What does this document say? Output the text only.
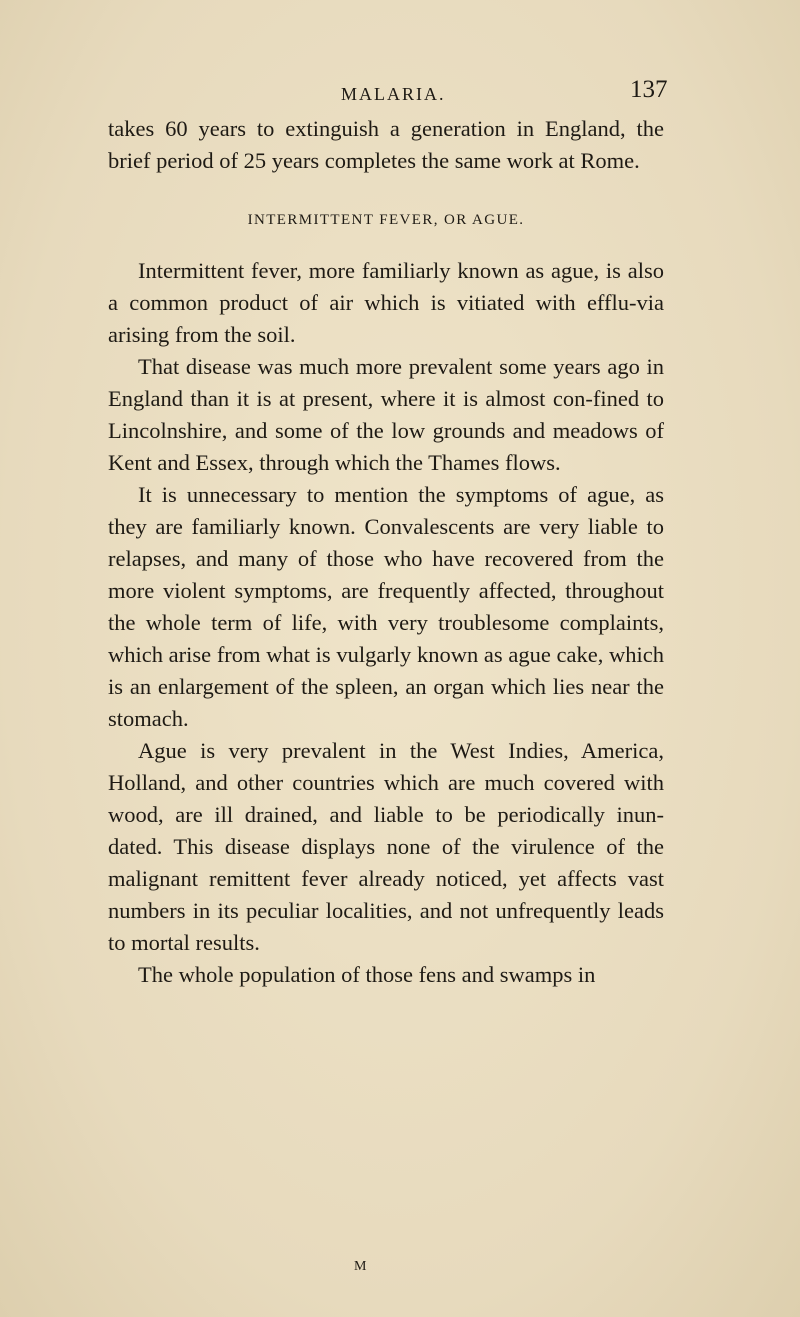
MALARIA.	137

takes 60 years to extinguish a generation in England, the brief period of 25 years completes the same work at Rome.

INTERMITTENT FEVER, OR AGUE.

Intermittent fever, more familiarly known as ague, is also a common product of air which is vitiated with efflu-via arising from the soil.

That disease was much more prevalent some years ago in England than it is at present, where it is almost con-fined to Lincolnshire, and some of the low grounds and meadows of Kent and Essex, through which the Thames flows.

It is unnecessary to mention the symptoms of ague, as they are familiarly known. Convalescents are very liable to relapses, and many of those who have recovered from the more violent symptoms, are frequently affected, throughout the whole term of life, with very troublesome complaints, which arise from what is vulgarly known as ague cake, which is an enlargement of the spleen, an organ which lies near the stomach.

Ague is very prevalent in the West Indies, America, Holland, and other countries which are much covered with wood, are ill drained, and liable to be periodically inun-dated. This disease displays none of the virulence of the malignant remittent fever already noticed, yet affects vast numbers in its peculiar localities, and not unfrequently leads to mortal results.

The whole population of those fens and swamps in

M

☆ ☆ ☆

Working from the lines above, reproduce the material exactly and exclude its pictures.

What does this document say? Output the text only.
MALARIA.	137

takes 60 years to extinguish a generation in England, the brief period of 25 years completes the same work at Rome.

INTERMITTENT FEVER, OR AGUE.

Intermittent fever, more familiarly known as ague, is also a common product of air which is vitiated with efflu-via arising from the soil.

That disease was much more prevalent some years ago in England than it is at present, where it is almost con-fined to Lincolnshire, and some of the low grounds and meadows of Kent and Essex, through which the Thames flows.

It is unnecessary to mention the symptoms of ague, as they are familiarly known. Convalescents are very liable to relapses, and many of those who have recovered from the more violent symptoms, are frequently affected, throughout the whole term of life, with very troublesome complaints, which arise from what is vulgarly known as ague cake, which is an enlargement of the spleen, an organ which lies near the stomach.

Ague is very prevalent in the West Indies, America, Holland, and other countries which are much covered with wood, are ill drained, and liable to be periodically inun-dated. This disease displays none of the virulence of the malignant remittent fever already noticed, yet affects vast numbers in its peculiar localities, and not unfrequently leads to mortal results.

The whole population of those fens and swamps in

M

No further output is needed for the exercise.